→ **Records provided**
===
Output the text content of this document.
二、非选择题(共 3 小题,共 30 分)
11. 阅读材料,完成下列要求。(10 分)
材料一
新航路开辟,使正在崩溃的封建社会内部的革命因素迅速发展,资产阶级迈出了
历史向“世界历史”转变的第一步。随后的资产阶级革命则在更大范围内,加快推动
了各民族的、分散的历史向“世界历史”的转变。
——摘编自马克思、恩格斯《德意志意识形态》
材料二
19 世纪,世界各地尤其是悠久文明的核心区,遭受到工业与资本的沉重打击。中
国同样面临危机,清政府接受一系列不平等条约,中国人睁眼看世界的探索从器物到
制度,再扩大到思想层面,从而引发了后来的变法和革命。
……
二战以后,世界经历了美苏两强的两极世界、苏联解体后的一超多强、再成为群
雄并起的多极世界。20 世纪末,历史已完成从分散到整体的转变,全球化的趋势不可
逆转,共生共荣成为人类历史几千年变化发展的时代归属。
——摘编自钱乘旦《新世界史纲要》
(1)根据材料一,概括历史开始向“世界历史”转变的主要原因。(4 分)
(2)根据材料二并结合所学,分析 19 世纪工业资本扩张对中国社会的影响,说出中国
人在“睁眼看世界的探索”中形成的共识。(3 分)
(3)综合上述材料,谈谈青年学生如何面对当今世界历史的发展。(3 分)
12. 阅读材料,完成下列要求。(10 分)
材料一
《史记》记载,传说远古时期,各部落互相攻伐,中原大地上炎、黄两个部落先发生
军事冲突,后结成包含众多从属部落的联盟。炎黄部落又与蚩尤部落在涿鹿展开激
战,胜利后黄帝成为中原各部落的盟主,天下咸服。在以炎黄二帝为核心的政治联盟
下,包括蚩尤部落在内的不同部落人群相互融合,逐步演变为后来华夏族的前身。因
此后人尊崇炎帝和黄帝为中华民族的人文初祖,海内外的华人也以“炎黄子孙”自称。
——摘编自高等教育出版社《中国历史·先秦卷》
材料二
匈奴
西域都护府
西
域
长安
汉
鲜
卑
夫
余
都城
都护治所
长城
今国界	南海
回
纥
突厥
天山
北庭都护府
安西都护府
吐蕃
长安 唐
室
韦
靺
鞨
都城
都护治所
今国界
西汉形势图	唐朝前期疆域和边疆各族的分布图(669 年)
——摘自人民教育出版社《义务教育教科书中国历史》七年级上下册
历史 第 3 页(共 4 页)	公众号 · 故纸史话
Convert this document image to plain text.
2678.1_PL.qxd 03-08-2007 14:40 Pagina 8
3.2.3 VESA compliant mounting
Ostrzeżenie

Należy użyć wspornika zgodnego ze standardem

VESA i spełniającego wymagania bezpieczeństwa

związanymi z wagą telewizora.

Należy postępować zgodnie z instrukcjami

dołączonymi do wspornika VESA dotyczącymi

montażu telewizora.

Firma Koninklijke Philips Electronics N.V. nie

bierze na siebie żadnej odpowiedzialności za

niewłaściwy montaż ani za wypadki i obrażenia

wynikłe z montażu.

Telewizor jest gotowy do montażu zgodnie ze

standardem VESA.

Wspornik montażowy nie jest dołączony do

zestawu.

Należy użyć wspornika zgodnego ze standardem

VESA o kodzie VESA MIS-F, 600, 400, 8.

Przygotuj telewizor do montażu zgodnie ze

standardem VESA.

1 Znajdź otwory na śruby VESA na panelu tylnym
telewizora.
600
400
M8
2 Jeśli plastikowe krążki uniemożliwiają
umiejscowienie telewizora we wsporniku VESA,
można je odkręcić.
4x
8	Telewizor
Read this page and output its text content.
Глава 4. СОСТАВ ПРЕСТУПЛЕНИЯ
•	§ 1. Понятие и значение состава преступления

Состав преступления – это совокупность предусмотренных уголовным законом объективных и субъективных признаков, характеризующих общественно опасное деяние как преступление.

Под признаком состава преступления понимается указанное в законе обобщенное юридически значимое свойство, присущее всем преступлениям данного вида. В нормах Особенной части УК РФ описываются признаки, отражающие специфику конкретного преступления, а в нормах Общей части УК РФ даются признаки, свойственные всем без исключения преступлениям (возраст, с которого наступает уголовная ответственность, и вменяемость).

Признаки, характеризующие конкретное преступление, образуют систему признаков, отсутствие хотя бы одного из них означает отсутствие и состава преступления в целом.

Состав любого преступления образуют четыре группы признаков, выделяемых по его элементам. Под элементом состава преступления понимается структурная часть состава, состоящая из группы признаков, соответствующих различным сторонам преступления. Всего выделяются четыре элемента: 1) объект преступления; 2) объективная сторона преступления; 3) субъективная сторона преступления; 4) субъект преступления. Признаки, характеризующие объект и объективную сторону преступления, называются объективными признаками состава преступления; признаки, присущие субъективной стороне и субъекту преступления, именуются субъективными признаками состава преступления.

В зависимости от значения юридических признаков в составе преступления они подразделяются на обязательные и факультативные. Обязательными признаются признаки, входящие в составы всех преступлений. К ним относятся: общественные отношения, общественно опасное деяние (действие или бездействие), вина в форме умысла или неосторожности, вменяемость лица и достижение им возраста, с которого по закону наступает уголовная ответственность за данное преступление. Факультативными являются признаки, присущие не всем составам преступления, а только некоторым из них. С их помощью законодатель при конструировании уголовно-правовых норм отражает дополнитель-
===
→ **Set exercise**
Which lines hold the word "присущие"? Copy each of them from the records.

→ **Final result**
Состав любого преступления образуют четыре группы признаков, выделяемых по его элементам. Под элементом состава преступления понимается структурная часть состава, состоящая из группы признаков, соответствующих различным сторонам преступления. Всего выделяются четыре элемента: 1) объект преступления; 2) объективная сторона преступления; 3) субъективная сторона преступления; 4) субъект преступления. Признаки, характеризующие объект и объективную сторону преступления, называются объективными признаками состава преступления; признаки, присущие субъективной стороне и субъекту преступления, именуются субъективными признаками состава преступления.
В зависимости от значения юридических признаков в составе преступления они подразделяются на обязательные и факультативные. Обязательными признаются признаки, входящие в составы всех преступлений. К ним относятся: общественные отношения, общественно опасное деяние (действие или бездействие), вина в форме умысла или неосторожности, вменяемость лица и достижение им возраста, с которого по закону наступает уголовная ответственность за данное преступление. Факультативными являются признаки, присущие не всем составам преступления, а только некоторым из них. С их помощью законодатель при конструировании уголовно-правовых норм отражает дополнитель-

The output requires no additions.